# Records to use

┌──

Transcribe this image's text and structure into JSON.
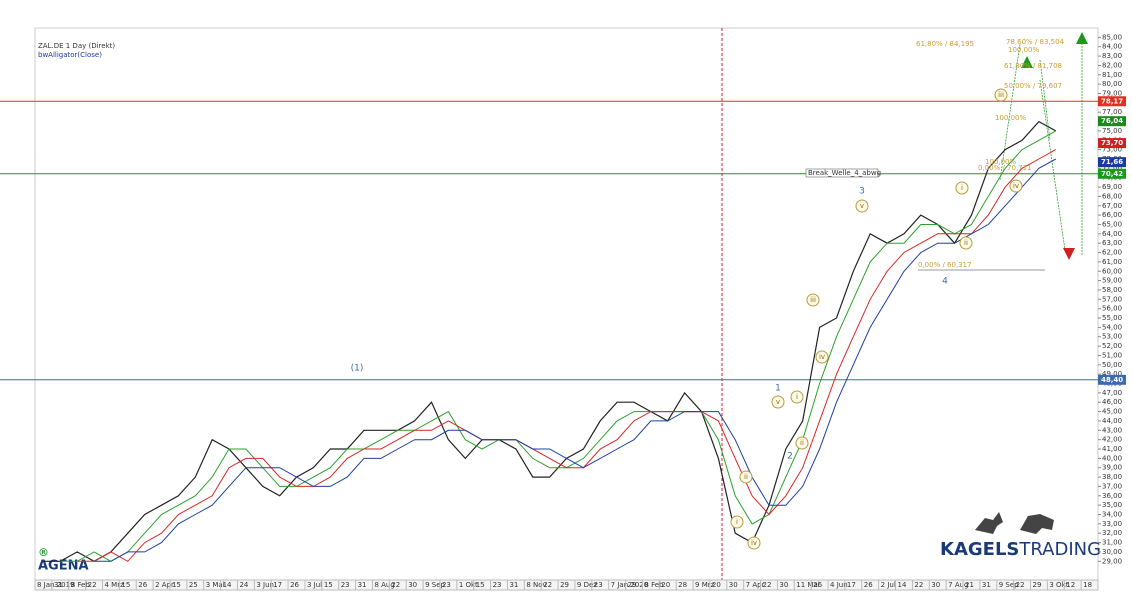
{
  "chart_data": {
    "type": "line",
    "title": "ZAL.DE 1 Day (Direkt)",
    "subtitle": "bwAlligator(Close)",
    "categories": [
      "8 Jan 2019",
      "31",
      "8 Feb",
      "22",
      "4 Mrz",
      "15",
      "26",
      "2 Apr",
      "15",
      "25",
      "3 Mai",
      "14",
      "24",
      "3 Jun",
      "17",
      "26",
      "3 Jul",
      "15",
      "23",
      "31",
      "8 Aug",
      "22",
      "30",
      "9 Sep",
      "23",
      "1 Okt",
      "15",
      "23",
      "31",
      "8 Nov",
      "22",
      "29",
      "9 Dez",
      "23",
      "7 Jan 2020",
      "29",
      "8 Feb",
      "20",
      "28",
      "9 Mrz",
      "20",
      "30",
      "7 Apr",
      "22",
      "30",
      "11 Mai",
      "26",
      "4 Jun",
      "17",
      "26",
      "2 Jul",
      "14",
      "22",
      "30",
      "7 Aug",
      "21",
      "31",
      "9 Sep",
      "22",
      "29",
      "3 Okt",
      "12",
      "18"
    ],
    "series": [
      {
        "color": "#222222",
        "values": [
          29,
          29,
          30,
          29,
          30,
          32,
          34,
          35,
          36,
          38,
          42,
          41,
          39,
          37,
          36,
          38,
          39,
          41,
          41,
          43,
          43,
          43,
          44,
          46,
          42,
          40,
          42,
          42,
          41,
          38,
          38,
          40,
          41,
          44,
          46,
          46,
          45,
          44,
          47,
          45,
          40,
          32,
          31,
          35,
          41,
          44,
          54,
          55,
          60,
          64,
          63,
          64,
          66,
          65,
          63,
          66,
          71,
          73,
          74,
          76,
          75,
          null,
          null
        ]
      },
      {
        "color": "#2ca02c",
        "values": [
          null,
          29,
          29,
          30,
          29,
          30,
          32,
          34,
          35,
          36,
          38,
          41,
          41,
          39,
          37,
          37,
          38,
          39,
          41,
          41,
          42,
          43,
          43,
          44,
          45,
          42,
          41,
          42,
          42,
          40,
          39,
          39,
          40,
          42,
          44,
          45,
          45,
          45,
          45,
          45,
          42,
          36,
          33,
          34,
          38,
          42,
          48,
          53,
          57,
          61,
          63,
          63,
          65,
          65,
          64,
          65,
          68,
          71,
          73,
          74,
          75,
          null,
          null
        ]
      },
      {
        "color": "#d62728",
        "values": [
          null,
          null,
          29,
          29,
          30,
          29,
          31,
          32,
          34,
          35,
          36,
          39,
          40,
          40,
          38,
          37,
          37,
          38,
          40,
          41,
          41,
          42,
          43,
          43,
          44,
          43,
          42,
          42,
          42,
          41,
          40,
          39,
          39,
          41,
          42,
          44,
          45,
          45,
          45,
          45,
          44,
          40,
          36,
          34,
          36,
          39,
          44,
          49,
          53,
          57,
          60,
          62,
          63,
          64,
          64,
          64,
          66,
          69,
          71,
          72,
          73,
          null,
          null
        ]
      },
      {
        "color": "#1f3f9f",
        "values": [
          null,
          null,
          null,
          29,
          29,
          30,
          30,
          31,
          33,
          34,
          35,
          37,
          39,
          39,
          39,
          38,
          37,
          37,
          38,
          40,
          40,
          41,
          42,
          42,
          43,
          43,
          42,
          42,
          42,
          41,
          41,
          40,
          39,
          40,
          41,
          42,
          44,
          44,
          45,
          45,
          45,
          42,
          38,
          35,
          35,
          37,
          41,
          46,
          50,
          54,
          57,
          60,
          62,
          63,
          63,
          64,
          65,
          67,
          69,
          71,
          72,
          null,
          null
        ]
      }
    ],
    "ylim": [
      27,
      86
    ],
    "yticks": [
      {
        "value": 29,
        "label": "29,00"
      },
      {
        "value": 30,
        "label": "30,00"
      },
      {
        "value": 31,
        "label": "31,00"
      },
      {
        "value": 32,
        "label": "32,00"
      },
      {
        "value": 33,
        "label": "33,00"
      },
      {
        "value": 34,
        "label": "34,00"
      },
      {
        "value": 35,
        "label": "35,00"
      },
      {
        "value": 36,
        "label": "36,00"
      },
      {
        "value": 37,
        "label": "37,00"
      },
      {
        "value": 38,
        "label": "38,00"
      },
      {
        "value": 39,
        "label": "39,00"
      },
      {
        "value": 40,
        "label": "40,00"
      },
      {
        "value": 41,
        "label": "41,00"
      },
      {
        "value": 42,
        "label": "42,00"
      },
      {
        "value": 43,
        "label": "43,00"
      },
      {
        "value": 44,
        "label": "44,00"
      },
      {
        "value": 45,
        "label": "45,00"
      },
      {
        "value": 46,
        "label": "46,00"
      },
      {
        "value": 47,
        "label": "47,00"
      },
      {
        "value": 48,
        "label": "48,00"
      },
      {
        "value": 49,
        "label": "49,00"
      },
      {
        "value": 50,
        "label": "50,00"
      },
      {
        "value": 51,
        "label": "51,00"
      },
      {
        "value": 52,
        "label": "52,00"
      },
      {
        "value": 53,
        "label": "53,00"
      },
      {
        "value": 54,
        "label": "54,00"
      },
      {
        "value": 55,
        "label": "55,00"
      },
      {
        "value": 56,
        "label": "56,00"
      },
      {
        "value": 57,
        "label": "57,00"
      },
      {
        "value": 58,
        "label": "58,00"
      },
      {
        "value": 59,
        "label": "59,00"
      },
      {
        "value": 60,
        "label": "60,00"
      },
      {
        "value": 61,
        "label": "61,00"
      },
      {
        "value": 62,
        "label": "62,00"
      },
      {
        "value": 63,
        "label": "63,00"
      },
      {
        "value": 64,
        "label": "64,00"
      },
      {
        "value": 65,
        "label": "65,00"
      },
      {
        "value": 66,
        "label": "66,00"
      },
      {
        "value": 67,
        "label": "67,00"
      },
      {
        "value": 68,
        "label": "68,00"
      },
      {
        "value": 69,
        "label": "69,00"
      },
      {
        "value": 70,
        "label": "70,00"
      },
      {
        "value": 71,
        "label": "71,00"
      },
      {
        "value": 72,
        "label": "72,00"
      },
      {
        "value": 73,
        "label": "73,00"
      },
      {
        "value": 74,
        "label": "74,00"
      },
      {
        "value": 75,
        "label": "75,00"
      },
      {
        "value": 76,
        "label": "76,00"
      },
      {
        "value": 77,
        "label": "77,00"
      },
      {
        "value": 78,
        "label": "78,00"
      },
      {
        "value": 79,
        "label": "79,00"
      },
      {
        "value": 80,
        "label": "80,00"
      },
      {
        "value": 81,
        "label": "81,00"
      },
      {
        "value": 82,
        "label": "82,00"
      },
      {
        "value": 83,
        "label": "83,00"
      },
      {
        "value": 84,
        "label": "84,00"
      },
      {
        "value": 85,
        "label": "85,00"
      }
    ],
    "levels": [
      {
        "value": 78.17,
        "label": "78,17",
        "color": "#e03020",
        "line": true
      },
      {
        "value": 76.04,
        "label": "76,04",
        "color": "#1a8a1a",
        "line": false
      },
      {
        "value": 73.7,
        "label": "73,70",
        "color": "#d02020",
        "line": false
      },
      {
        "value": 71.66,
        "label": "71,66",
        "color": "#1a3aa0",
        "line": false
      },
      {
        "value": 70.42,
        "label": "70,42",
        "color": "#1a9a1a",
        "line": true
      },
      {
        "value": 48.4,
        "label": "48,40",
        "color": "#3a6ab0",
        "line": true
      }
    ],
    "annotations": [
      {
        "text": "(1)",
        "style": "plain"
      },
      {
        "text": "1",
        "style": "plain"
      },
      {
        "text": "2",
        "style": "plain"
      },
      {
        "text": "3",
        "style": "plain"
      },
      {
        "text": "4",
        "style": "plain"
      },
      {
        "text": "i",
        "style": "circle"
      },
      {
        "text": "iv",
        "style": "circle"
      },
      {
        "text": "ii",
        "style": "circle"
      },
      {
        "text": "iii",
        "style": "circle"
      },
      {
        "text": "iv",
        "style": "circle"
      },
      {
        "text": "v",
        "style": "circle"
      },
      {
        "text": "i",
        "style": "circle"
      },
      {
        "text": "ii",
        "style": "circle"
      },
      {
        "text": "v",
        "style": "circle"
      },
      {
        "text": "i",
        "style": "circle"
      },
      {
        "text": "ii",
        "style": "circle"
      },
      {
        "text": "iii",
        "style": "circle"
      },
      {
        "text": "iv",
        "style": "circle"
      },
      {
        "text": "61,80% / 84,195",
        "style": "fib"
      },
      {
        "text": "78,60% / 83,504",
        "style": "fib"
      },
      {
        "text": "100,00%",
        "style": "fib"
      },
      {
        "text": "61,80% / 81,708",
        "style": "fib"
      },
      {
        "text": "50,00% / 79,607",
        "style": "fib"
      },
      {
        "text": "100,00%",
        "style": "fib"
      },
      {
        "text": "100,00%",
        "style": "fib"
      },
      {
        "text": "0,00% / 70,711",
        "style": "fib"
      },
      {
        "text": "0,00% / 60,317",
        "style": "fib"
      },
      {
        "text": "Break_Welle_4_abwg",
        "style": "box"
      }
    ],
    "branding": {
      "left": "AGENA",
      "right_bold": "KAGELS",
      "right": "TRADING"
    }
  }
}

└──

# The exercise
Which lines above contain the word "color"? Copy each of them.

# Worked solution
        "color": "#222222",
        "color": "#2ca02c",
        "color": "#d62728",
        "color": "#1f3f9f",
        "color": "#e03020",
        "color": "#1a8a1a",
        "color": "#d02020",
        "color": "#1a3aa0",
        "color": "#1a9a1a",
        "color": "#3a6ab0",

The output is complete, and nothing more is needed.